____ Dataset rows
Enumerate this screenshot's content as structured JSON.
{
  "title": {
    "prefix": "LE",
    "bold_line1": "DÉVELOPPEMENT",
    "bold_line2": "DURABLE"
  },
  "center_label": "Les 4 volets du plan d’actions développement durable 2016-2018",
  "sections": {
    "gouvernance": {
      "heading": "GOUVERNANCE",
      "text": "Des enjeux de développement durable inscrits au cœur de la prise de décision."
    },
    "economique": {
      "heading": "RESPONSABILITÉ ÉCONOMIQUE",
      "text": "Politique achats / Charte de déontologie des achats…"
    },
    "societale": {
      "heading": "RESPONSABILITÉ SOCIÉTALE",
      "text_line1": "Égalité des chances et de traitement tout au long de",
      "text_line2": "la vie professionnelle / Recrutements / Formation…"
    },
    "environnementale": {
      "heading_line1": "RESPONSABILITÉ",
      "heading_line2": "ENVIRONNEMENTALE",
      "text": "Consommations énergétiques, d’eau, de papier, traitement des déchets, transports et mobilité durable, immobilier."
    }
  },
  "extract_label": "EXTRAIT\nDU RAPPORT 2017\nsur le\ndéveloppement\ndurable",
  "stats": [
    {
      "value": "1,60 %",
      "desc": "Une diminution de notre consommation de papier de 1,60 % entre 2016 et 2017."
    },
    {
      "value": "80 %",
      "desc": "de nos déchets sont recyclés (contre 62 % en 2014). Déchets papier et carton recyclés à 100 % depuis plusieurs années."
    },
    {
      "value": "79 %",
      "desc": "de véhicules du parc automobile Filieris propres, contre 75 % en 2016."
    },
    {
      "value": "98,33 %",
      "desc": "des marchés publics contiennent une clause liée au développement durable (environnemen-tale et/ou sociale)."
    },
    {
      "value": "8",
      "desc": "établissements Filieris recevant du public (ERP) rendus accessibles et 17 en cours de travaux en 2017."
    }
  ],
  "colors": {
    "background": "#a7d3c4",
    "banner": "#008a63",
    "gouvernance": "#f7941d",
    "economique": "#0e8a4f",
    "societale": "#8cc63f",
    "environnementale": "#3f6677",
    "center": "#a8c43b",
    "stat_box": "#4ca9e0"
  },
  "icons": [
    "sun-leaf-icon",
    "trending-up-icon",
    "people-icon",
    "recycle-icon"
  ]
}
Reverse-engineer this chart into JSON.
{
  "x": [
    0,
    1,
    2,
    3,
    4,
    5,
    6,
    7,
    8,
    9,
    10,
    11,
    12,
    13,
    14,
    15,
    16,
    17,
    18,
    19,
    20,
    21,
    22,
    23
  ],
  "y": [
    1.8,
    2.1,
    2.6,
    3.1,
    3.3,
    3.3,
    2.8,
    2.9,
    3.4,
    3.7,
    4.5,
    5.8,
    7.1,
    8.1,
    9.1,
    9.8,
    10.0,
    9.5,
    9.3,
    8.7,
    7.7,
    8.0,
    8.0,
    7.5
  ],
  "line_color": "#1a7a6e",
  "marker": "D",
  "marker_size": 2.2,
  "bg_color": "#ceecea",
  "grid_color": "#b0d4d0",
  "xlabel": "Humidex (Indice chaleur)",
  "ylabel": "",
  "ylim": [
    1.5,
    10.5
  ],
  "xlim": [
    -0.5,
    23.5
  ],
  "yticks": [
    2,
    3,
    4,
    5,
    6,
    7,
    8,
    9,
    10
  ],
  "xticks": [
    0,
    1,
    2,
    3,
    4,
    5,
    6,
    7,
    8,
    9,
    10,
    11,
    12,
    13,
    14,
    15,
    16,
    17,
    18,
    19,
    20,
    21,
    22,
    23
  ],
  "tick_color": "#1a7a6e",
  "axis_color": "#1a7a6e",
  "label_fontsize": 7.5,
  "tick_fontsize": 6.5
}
________
**Objective**:
Copy each line from the data above that includes "traitement".

**Expected answer**:
      "text_line1": "Égalité des chances et de traitement tout au long de",
      "text": "Consommations énergétiques, d’eau, de papier, traitement des déchets, transports et mobilité durable, immobilier."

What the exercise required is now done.